• [THE PROBLEM]:
Extract the full set of records that follows, word for word.

[Data extracted from a collection]
***

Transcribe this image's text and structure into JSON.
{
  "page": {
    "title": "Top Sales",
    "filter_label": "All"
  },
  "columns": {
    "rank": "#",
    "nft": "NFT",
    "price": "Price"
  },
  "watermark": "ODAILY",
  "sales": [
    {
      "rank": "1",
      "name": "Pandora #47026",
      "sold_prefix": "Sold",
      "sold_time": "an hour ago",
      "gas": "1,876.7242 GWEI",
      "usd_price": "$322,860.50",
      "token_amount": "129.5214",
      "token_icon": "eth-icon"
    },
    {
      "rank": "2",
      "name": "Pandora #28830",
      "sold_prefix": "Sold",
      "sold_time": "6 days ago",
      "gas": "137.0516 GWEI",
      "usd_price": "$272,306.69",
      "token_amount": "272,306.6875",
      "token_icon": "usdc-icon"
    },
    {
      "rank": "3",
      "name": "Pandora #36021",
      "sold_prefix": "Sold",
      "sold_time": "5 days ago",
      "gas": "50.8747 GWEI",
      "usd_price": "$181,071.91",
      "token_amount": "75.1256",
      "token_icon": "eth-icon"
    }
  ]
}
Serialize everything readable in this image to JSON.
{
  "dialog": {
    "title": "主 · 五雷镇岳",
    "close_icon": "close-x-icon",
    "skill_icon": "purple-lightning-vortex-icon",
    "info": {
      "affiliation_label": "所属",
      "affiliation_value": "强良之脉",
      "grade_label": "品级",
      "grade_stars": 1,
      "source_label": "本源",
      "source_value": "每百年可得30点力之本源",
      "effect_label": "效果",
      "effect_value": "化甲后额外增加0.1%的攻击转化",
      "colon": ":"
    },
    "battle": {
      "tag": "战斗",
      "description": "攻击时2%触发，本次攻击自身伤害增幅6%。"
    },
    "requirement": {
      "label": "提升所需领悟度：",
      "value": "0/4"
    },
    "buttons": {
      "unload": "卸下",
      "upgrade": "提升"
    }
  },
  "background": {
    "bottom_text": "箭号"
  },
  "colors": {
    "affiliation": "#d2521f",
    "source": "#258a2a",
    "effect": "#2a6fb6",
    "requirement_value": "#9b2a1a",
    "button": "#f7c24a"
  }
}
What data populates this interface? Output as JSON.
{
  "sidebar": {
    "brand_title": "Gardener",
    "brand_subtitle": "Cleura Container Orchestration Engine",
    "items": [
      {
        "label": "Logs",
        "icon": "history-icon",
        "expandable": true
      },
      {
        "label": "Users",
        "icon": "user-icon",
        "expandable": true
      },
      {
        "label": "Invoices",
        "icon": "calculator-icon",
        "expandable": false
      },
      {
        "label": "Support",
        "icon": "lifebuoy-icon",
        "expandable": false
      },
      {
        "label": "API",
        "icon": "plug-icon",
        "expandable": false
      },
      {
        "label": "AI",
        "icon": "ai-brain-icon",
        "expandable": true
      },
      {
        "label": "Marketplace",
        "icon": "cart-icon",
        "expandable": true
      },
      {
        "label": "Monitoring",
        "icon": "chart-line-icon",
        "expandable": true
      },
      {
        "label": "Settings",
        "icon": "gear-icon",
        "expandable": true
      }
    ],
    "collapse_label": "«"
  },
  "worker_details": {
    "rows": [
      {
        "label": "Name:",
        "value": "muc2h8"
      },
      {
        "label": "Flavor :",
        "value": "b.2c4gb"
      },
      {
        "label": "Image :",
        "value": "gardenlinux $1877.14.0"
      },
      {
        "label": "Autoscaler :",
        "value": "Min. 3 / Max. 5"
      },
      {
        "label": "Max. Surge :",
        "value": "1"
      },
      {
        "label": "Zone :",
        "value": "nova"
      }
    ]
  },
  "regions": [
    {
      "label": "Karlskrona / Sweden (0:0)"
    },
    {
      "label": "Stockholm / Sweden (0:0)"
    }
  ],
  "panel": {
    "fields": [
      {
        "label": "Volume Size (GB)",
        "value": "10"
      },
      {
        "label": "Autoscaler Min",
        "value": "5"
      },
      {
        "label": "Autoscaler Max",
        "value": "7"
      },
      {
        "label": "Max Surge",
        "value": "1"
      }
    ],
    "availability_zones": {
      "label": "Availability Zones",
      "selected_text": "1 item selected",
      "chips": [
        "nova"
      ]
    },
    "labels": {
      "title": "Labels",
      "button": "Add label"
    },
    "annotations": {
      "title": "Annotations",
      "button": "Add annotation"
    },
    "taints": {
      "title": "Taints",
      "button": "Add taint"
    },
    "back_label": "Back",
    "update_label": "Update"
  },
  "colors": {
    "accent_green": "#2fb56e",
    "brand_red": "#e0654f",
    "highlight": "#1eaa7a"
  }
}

***

• [ANSWER TO THIS TASK]:
Transcribe this image's text and structure into JSON.
{
  "page": {
    "title": "Top Sales",
    "filter_label": "All"
  },
  "columns": {
    "rank": "#",
    "nft": "NFT",
    "price": "Price"
  },
  "watermark": "ODAILY",
  "sales": [
    {
      "rank": "1",
      "name": "Pandora #47026",
      "sold_prefix": "Sold",
      "sold_time": "an hour ago",
      "gas": "1,876.7242 GWEI",
      "usd_price": "$322,860.50",
      "token_amount": "129.5214",
      "token_icon": "eth-icon"
    },
    {
      "rank": "2",
      "name": "Pandora #28830",
      "sold_prefix": "Sold",
      "sold_time": "6 days ago",
      "gas": "137.0516 GWEI",
      "usd_price": "$272,306.69",
      "token_amount": "272,306.6875",
      "token_icon": "usdc-icon"
    },
    {
      "rank": "3",
      "name": "Pandora #36021",
      "sold_prefix": "Sold",
      "sold_time": "5 days ago",
      "gas": "50.8747 GWEI",
      "usd_price": "$181,071.91",
      "token_amount": "75.1256",
      "token_icon": "eth-icon"
    }
  ]
}
Serialize everything readable in this image to JSON.
{
  "dialog": {
    "title": "主 · 五雷镇岳",
    "close_icon": "close-x-icon",
    "skill_icon": "purple-lightning-vortex-icon",
    "info": {
      "affiliation_label": "所属",
      "affiliation_value": "强良之脉",
      "grade_label": "品级",
      "grade_stars": 1,
      "source_label": "本源",
      "source_value": "每百年可得30点力之本源",
      "effect_label": "效果",
      "effect_value": "化甲后额外增加0.1%的攻击转化",
      "colon": ":"
    },
    "battle": {
      "tag": "战斗",
      "description": "攻击时2%触发，本次攻击自身伤害增幅6%。"
    },
    "requirement": {
      "label": "提升所需领悟度：",
      "value": "0/4"
    },
    "buttons": {
      "unload": "卸下",
      "upgrade": "提升"
    }
  },
  "background": {
    "bottom_text": "箭号"
  },
  "colors": {
    "affiliation": "#d2521f",
    "source": "#258a2a",
    "effect": "#2a6fb6",
    "requirement_value": "#9b2a1a",
    "button": "#f7c24a"
  }
}
What data populates this interface? Output as JSON.
{
  "sidebar": {
    "brand_title": "Gardener",
    "brand_subtitle": "Cleura Container Orchestration Engine",
    "items": [
      {
        "label": "Logs",
        "icon": "history-icon",
        "expandable": true
      },
      {
        "label": "Users",
        "icon": "user-icon",
        "expandable": true
      },
      {
        "label": "Invoices",
        "icon": "calculator-icon",
        "expandable": false
      },
      {
        "label": "Support",
        "icon": "lifebuoy-icon",
        "expandable": false
      },
      {
        "label": "API",
        "icon": "plug-icon",
        "expandable": false
      },
      {
        "label": "AI",
        "icon": "ai-brain-icon",
        "expandable": true
      },
      {
        "label": "Marketplace",
        "icon": "cart-icon",
        "expandable": true
      },
      {
        "label": "Monitoring",
        "icon": "chart-line-icon",
        "expandable": true
      },
      {
        "label": "Settings",
        "icon": "gear-icon",
        "expandable": true
      }
    ],
    "collapse_label": "«"
  },
  "worker_details": {
    "rows": [
      {
        "label": "Name:",
        "value": "muc2h8"
      },
      {
        "label": "Flavor :",
        "value": "b.2c4gb"
      },
      {
        "label": "Image :",
        "value": "gardenlinux $1877.14.0"
      },
      {
        "label": "Autoscaler :",
        "value": "Min. 3 / Max. 5"
      },
      {
        "label": "Max. Surge :",
        "value": "1"
      },
      {
        "label": "Zone :",
        "value": "nova"
      }
    ]
  },
  "regions": [
    {
      "label": "Karlskrona / Sweden (0:0)"
    },
    {
      "label": "Stockholm / Sweden (0:0)"
    }
  ],
  "panel": {
    "fields": [
      {
        "label": "Volume Size (GB)",
        "value": "10"
      },
      {
        "label": "Autoscaler Min",
        "value": "5"
      },
      {
        "label": "Autoscaler Max",
        "value": "7"
      },
      {
        "label": "Max Surge",
        "value": "1"
      }
    ],
    "availability_zones": {
      "label": "Availability Zones",
      "selected_text": "1 item selected",
      "chips": [
        "nova"
      ]
    },
    "labels": {
      "title": "Labels",
      "button": "Add label"
    },
    "annotations": {
      "title": "Annotations",
      "button": "Add annotation"
    },
    "taints": {
      "title": "Taints",
      "button": "Add taint"
    },
    "back_label": "Back",
    "update_label": "Update"
  },
  "colors": {
    "accent_green": "#2fb56e",
    "brand_red": "#e0654f",
    "highlight": "#1eaa7a"
  }
}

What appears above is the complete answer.